==== Data for the task ====

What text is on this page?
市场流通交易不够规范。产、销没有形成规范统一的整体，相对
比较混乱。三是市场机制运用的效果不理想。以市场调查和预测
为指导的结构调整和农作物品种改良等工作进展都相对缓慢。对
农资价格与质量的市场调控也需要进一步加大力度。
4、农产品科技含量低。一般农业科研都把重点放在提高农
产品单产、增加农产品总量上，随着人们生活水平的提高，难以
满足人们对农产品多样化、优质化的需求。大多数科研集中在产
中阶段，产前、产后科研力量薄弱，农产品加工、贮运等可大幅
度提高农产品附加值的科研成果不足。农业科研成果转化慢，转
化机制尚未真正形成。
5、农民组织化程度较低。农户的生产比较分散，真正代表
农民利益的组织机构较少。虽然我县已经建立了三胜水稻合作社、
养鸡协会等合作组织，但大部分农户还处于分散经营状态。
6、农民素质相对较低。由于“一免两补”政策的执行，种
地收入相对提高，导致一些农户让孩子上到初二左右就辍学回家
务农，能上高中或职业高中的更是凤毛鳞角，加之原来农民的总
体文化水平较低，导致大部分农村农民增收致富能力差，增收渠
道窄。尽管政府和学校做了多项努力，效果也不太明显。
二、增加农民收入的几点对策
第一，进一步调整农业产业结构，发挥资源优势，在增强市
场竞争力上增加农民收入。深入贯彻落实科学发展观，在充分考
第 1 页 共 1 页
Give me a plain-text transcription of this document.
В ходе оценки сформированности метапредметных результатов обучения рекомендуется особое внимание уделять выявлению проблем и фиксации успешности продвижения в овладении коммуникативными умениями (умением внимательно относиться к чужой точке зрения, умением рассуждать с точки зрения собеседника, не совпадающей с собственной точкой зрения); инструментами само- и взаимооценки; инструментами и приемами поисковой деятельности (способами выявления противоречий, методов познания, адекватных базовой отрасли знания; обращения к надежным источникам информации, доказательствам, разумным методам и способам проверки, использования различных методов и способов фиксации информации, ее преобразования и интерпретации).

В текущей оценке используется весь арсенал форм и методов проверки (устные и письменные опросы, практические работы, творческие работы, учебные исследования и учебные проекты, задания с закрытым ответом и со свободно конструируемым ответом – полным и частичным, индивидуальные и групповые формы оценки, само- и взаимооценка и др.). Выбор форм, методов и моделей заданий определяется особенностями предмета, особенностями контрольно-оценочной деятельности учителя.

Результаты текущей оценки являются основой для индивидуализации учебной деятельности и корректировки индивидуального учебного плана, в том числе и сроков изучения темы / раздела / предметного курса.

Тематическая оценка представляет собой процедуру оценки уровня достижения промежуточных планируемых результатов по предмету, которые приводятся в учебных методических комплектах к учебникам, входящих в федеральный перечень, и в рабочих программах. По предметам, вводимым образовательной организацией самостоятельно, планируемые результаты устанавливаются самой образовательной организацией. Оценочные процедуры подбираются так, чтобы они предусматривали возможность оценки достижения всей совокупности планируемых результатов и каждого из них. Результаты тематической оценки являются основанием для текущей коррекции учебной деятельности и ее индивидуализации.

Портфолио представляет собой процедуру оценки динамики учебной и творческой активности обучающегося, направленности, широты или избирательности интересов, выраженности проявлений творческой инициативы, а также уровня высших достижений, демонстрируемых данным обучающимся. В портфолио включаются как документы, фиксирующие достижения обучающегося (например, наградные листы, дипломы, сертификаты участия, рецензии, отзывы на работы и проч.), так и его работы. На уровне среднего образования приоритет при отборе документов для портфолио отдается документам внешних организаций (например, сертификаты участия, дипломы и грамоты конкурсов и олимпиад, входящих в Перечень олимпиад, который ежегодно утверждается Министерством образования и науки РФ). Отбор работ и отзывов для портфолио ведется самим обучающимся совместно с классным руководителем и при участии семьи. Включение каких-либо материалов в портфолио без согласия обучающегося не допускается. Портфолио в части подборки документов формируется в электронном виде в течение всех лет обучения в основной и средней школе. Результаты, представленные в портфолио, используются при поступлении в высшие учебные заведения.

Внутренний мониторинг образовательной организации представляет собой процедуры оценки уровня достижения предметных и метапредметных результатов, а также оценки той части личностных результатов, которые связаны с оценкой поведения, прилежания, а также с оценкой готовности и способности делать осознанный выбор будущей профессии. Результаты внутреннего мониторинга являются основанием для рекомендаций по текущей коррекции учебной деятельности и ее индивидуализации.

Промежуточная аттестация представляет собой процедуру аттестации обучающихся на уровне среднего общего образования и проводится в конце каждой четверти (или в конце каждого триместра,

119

====

=== Given instruction ===
From the listing above, extract every line exactly as it stands.

=== Complete response ===
What text is on this page?
市场流通交易不够规范。产、销没有形成规范统一的整体，相对
比较混乱。三是市场机制运用的效果不理想。以市场调查和预测
为指导的结构调整和农作物品种改良等工作进展都相对缓慢。对
农资价格与质量的市场调控也需要进一步加大力度。
4、农产品科技含量低。一般农业科研都把重点放在提高农
产品单产、增加农产品总量上，随着人们生活水平的提高，难以
满足人们对农产品多样化、优质化的需求。大多数科研集中在产
中阶段，产前、产后科研力量薄弱，农产品加工、贮运等可大幅
度提高农产品附加值的科研成果不足。农业科研成果转化慢，转
化机制尚未真正形成。
5、农民组织化程度较低。农户的生产比较分散，真正代表
农民利益的组织机构较少。虽然我县已经建立了三胜水稻合作社、
养鸡协会等合作组织，但大部分农户还处于分散经营状态。
6、农民素质相对较低。由于“一免两补”政策的执行，种
地收入相对提高，导致一些农户让孩子上到初二左右就辍学回家
务农，能上高中或职业高中的更是凤毛鳞角，加之原来农民的总
体文化水平较低，导致大部分农村农民增收致富能力差，增收渠
道窄。尽管政府和学校做了多项努力，效果也不太明显。
二、增加农民收入的几点对策
第一，进一步调整农业产业结构，发挥资源优势，在增强市
场竞争力上增加农民收入。深入贯彻落实科学发展观，在充分考
第 1 页 共 1 页
Give me a plain-text transcription of this document.
В ходе оценки сформированности метапредметных результатов обучения рекомендуется особое внимание уделять выявлению проблем и фиксации успешности продвижения в овладении коммуникативными умениями (умением внимательно относиться к чужой точке зрения, умением рассуждать с точки зрения собеседника, не совпадающей с собственной точкой зрения); инструментами само- и взаимооценки; инструментами и приемами поисковой деятельности (способами выявления противоречий, методов познания, адекватных базовой отрасли знания; обращения к надежным источникам информации, доказательствам, разумным методам и способам проверки, использования различных методов и способов фиксации информации, ее преобразования и интерпретации).

В текущей оценке используется весь арсенал форм и методов проверки (устные и письменные опросы, практические работы, творческие работы, учебные исследования и учебные проекты, задания с закрытым ответом и со свободно конструируемым ответом – полным и частичным, индивидуальные и групповые формы оценки, само- и взаимооценка и др.). Выбор форм, методов и моделей заданий определяется особенностями предмета, особенностями контрольно-оценочной деятельности учителя.

Результаты текущей оценки являются основой для индивидуализации учебной деятельности и корректировки индивидуального учебного плана, в том числе и сроков изучения темы / раздела / предметного курса.

Тематическая оценка представляет собой процедуру оценки уровня достижения промежуточных планируемых результатов по предмету, которые приводятся в учебных методических комплектах к учебникам, входящих в федеральный перечень, и в рабочих программах. По предметам, вводимым образовательной организацией самостоятельно, планируемые результаты устанавливаются самой образовательной организацией. Оценочные процедуры подбираются так, чтобы они предусматривали возможность оценки достижения всей совокупности планируемых результатов и каждого из них. Результаты тематической оценки являются основанием для текущей коррекции учебной деятельности и ее индивидуализации.

Портфолио представляет собой процедуру оценки динамики учебной и творческой активности обучающегося, направленности, широты или избирательности интересов, выраженности проявлений творческой инициативы, а также уровня высших достижений, демонстрируемых данным обучающимся. В портфолио включаются как документы, фиксирующие достижения обучающегося (например, наградные листы, дипломы, сертификаты участия, рецензии, отзывы на работы и проч.), так и его работы. На уровне среднего образования приоритет при отборе документов для портфолио отдается документам внешних организаций (например, сертификаты участия, дипломы и грамоты конкурсов и олимпиад, входящих в Перечень олимпиад, который ежегодно утверждается Министерством образования и науки РФ). Отбор работ и отзывов для портфолио ведется самим обучающимся совместно с классным руководителем и при участии семьи. Включение каких-либо материалов в портфолио без согласия обучающегося не допускается. Портфолио в части подборки документов формируется в электронном виде в течение всех лет обучения в основной и средней школе. Результаты, представленные в портфолио, используются при поступлении в высшие учебные заведения.

Внутренний мониторинг образовательной организации представляет собой процедуры оценки уровня достижения предметных и метапредметных результатов, а также оценки той части личностных результатов, которые связаны с оценкой поведения, прилежания, а также с оценкой готовности и способности делать осознанный выбор будущей профессии. Результаты внутреннего мониторинга являются основанием для рекомендаций по текущей коррекции учебной деятельности и ее индивидуализации.

Промежуточная аттестация представляет собой процедуру аттестации обучающихся на уровне среднего общего образования и проводится в конце каждой четверти (или в конце каждого триместра,

119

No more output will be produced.